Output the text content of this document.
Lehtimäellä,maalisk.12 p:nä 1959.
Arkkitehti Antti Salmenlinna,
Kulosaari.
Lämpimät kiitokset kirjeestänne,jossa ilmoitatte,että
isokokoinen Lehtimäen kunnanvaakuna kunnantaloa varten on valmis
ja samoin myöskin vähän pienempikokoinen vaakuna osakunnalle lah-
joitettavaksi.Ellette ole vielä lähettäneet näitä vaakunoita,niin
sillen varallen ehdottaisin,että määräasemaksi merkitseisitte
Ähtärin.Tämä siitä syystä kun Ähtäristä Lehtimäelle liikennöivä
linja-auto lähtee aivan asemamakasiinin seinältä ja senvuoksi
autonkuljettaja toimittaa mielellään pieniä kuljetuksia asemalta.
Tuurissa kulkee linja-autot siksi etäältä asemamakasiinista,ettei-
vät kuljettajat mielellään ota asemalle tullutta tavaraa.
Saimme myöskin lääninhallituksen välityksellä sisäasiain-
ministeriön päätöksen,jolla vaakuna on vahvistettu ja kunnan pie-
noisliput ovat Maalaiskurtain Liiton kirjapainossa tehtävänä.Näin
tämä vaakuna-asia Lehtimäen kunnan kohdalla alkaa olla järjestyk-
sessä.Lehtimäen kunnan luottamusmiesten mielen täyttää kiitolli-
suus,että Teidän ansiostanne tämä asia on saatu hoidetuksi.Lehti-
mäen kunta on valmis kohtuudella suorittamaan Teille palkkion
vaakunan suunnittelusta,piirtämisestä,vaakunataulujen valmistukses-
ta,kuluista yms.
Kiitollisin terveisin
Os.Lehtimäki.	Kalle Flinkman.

:::::

» WHAT IS ASKED
Filter lines by "myöskin" and return each hit.

» THE COMPLETED TASK
ja samoin myöskin vähän pienempikokoinen vaakuna osakunnalle lah-
Saimme myöskin lääninhallituksen välityksellä sisäasiain-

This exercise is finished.